======== Quoted text ========

FOR IMMEDIATE RELEASE AUGUST 8, 2011
For More Information Contact:
Jane Briggs, Jonathan Burman or Tom Dunn at (518) 474-1201
EDUCATION DEPARTMENT RELEASES RESULTS OF
GRADE 3-8 MATH AND ENGLISH STATE TESTS;
REFORM EFFORTS UNDERWAY TO BOOST ACHIEVEMENT
The State Education Department today released the results of the math and English Language Arts (ELA) exams taken by all New York students in grades 3-8 in May 2011. The data show that the average scale scores on this year’s English exams are slightly lower than last year’s at all grade levels; the average scale scores in math are about the same as last year’s. While the majority of students statewide met or exceeded the state’s proficiency standards in both math and ELA, overall performance remains low and the gaps in achievement persist. Actions to implement the Regents education reform agenda are underway, with the related goals of closing the gap and preparing all students for college and careers.
Last year, the state raised the “proficiency” standard scores to better reflect the level of achievement needed to indicate that a student is on track to achieve college-ready scores on future state exams (80 or above on a Math Regents and a 75 or above on the ELA Regents exam). The Department also made changes to this year’s exams to make them more comprehensive and better measures of students’ skills.
Regents Chancellor Merryl H. Tisch said, "These results underscore the urgent need for New York to continue to aggressively move forward with the implementation of the Regents' reform agenda. Through aggressive implementation at the district and school level of higher standards, better and more accurate assessments, a more content rich curriculum and a teacher evaluation system aimed at supporting teaching excellence, we can make tremendous strides towards ensuring all of our children succeed."
Education Commissioner John B. King, Jr. said, "Student outcomes have been stubbornly flat over time. The Regents reform agenda is designed to change that, by driving long-term gains in student performance. Better tests are only one part of the reform strategy. We’re also moving forward in our efforts to ensure better training and better support for the teachers and principals in our schools; to provide more transparent and useful data; and to help our lowest performing schools take the necessary steps to turn around their performance or replace them with innovative alternatives. Taken together, these efforts will dramatically improve the likelihood that New York’s students are well-prepared for college and careers."

======== Supplied data ========

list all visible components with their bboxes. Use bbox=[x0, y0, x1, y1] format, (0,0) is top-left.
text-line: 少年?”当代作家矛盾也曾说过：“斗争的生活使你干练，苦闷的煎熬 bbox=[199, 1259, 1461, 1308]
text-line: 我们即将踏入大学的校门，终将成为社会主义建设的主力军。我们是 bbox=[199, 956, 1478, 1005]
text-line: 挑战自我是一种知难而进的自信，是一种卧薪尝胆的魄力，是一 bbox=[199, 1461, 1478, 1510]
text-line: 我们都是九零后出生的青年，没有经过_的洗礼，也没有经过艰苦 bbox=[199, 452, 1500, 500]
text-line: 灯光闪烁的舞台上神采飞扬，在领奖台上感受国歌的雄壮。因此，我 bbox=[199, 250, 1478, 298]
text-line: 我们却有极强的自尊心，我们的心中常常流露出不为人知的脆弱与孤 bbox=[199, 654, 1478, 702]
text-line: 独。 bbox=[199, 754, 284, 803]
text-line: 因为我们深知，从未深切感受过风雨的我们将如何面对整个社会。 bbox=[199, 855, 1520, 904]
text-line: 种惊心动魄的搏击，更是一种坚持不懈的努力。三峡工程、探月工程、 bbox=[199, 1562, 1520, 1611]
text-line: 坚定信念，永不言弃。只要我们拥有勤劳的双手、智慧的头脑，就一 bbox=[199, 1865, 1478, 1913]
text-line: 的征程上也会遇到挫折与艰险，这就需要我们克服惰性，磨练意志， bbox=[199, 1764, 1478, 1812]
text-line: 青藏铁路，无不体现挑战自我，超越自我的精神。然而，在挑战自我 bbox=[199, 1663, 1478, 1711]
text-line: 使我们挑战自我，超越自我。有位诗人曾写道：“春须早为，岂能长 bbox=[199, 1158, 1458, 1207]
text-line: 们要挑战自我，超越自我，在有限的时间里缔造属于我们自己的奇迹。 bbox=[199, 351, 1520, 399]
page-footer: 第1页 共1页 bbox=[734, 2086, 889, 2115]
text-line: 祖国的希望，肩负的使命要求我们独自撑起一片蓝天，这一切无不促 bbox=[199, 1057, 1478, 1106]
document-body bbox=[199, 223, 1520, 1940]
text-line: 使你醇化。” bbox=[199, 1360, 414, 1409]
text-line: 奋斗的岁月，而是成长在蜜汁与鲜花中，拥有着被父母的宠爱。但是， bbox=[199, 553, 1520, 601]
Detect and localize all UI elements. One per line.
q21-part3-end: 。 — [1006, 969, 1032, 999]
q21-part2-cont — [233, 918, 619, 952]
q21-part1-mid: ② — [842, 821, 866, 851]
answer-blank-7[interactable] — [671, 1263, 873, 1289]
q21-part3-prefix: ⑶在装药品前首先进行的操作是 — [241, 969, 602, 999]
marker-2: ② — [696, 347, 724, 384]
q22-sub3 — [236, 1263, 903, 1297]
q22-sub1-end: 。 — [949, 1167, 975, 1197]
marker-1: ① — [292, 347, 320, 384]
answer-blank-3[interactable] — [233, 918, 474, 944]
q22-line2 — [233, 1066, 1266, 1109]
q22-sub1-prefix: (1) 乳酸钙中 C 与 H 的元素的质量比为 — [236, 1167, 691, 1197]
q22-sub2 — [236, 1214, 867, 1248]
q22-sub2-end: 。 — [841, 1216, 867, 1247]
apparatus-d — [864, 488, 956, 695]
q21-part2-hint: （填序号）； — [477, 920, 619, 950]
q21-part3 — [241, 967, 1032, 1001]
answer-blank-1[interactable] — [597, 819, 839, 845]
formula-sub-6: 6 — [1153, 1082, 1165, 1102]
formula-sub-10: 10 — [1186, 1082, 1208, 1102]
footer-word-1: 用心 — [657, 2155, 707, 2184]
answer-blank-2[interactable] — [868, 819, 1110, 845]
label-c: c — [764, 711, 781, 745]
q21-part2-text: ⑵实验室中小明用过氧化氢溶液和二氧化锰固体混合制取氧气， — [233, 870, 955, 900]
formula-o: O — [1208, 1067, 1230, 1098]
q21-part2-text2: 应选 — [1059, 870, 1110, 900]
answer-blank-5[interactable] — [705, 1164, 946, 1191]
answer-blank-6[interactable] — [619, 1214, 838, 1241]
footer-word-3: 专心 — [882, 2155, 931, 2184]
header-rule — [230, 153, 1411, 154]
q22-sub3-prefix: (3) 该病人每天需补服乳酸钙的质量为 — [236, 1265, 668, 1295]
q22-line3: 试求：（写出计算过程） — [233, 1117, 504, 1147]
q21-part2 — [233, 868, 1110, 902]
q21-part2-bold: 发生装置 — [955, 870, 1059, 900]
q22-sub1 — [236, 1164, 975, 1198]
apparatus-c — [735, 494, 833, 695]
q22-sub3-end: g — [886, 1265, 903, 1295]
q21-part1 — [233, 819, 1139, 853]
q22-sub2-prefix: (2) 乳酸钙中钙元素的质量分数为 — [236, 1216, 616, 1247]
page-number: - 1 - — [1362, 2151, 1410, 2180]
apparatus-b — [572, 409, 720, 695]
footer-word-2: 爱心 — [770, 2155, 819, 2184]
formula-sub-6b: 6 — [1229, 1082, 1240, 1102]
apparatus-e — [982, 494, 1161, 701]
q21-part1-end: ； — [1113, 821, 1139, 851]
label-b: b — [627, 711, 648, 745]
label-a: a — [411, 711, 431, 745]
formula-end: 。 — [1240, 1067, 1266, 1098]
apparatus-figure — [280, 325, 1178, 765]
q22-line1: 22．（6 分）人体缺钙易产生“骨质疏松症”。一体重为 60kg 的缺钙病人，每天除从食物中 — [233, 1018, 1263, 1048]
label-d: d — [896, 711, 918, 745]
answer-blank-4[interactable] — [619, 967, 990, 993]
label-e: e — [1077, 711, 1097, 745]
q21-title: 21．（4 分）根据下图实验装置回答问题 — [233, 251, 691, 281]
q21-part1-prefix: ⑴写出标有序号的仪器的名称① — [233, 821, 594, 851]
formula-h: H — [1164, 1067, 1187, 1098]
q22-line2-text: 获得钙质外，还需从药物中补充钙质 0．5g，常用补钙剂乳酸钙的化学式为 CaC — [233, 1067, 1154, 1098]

========

- [Direction 1] Print the stretch of the test-results press release from "Last year, the" through "of students’ skills.", reproducing it word for word.
- [Direction 2] Output the stretch of the rows from the first row through the row containing "text-line: 独。 bbox=[199, 754, 284, 803]", inclusive, reproducing each line verbatim and nothing more.

- [Right answer 1]
Last year, the state raised the “proficiency” standard scores to better reflect the level of achievement needed to indicate that a student is on track to achieve college-ready scores on future state exams (80 or above on a Math Regents and a 75 or above on the ELA Regents exam). The Department also made changes to this year’s exams to make them more comprehensive and better measures of students’ skills.

- [Right answer 2]
list all visible components with their bboxes. Use bbox=[x0, y0, x1, y1] format, (0,0) is top-left.
text-line: 少年?”当代作家矛盾也曾说过：“斗争的生活使你干练，苦闷的煎熬 bbox=[199, 1259, 1461, 1308]
text-line: 我们即将踏入大学的校门，终将成为社会主义建设的主力军。我们是 bbox=[199, 956, 1478, 1005]
text-line: 挑战自我是一种知难而进的自信，是一种卧薪尝胆的魄力，是一 bbox=[199, 1461, 1478, 1510]
text-line: 我们都是九零后出生的青年，没有经过_的洗礼，也没有经过艰苦 bbox=[199, 452, 1500, 500]
text-line: 灯光闪烁的舞台上神采飞扬，在领奖台上感受国歌的雄壮。因此，我 bbox=[199, 250, 1478, 298]
text-line: 我们却有极强的自尊心，我们的心中常常流露出不为人知的脆弱与孤 bbox=[199, 654, 1478, 702]
text-line: 独。 bbox=[199, 754, 284, 803]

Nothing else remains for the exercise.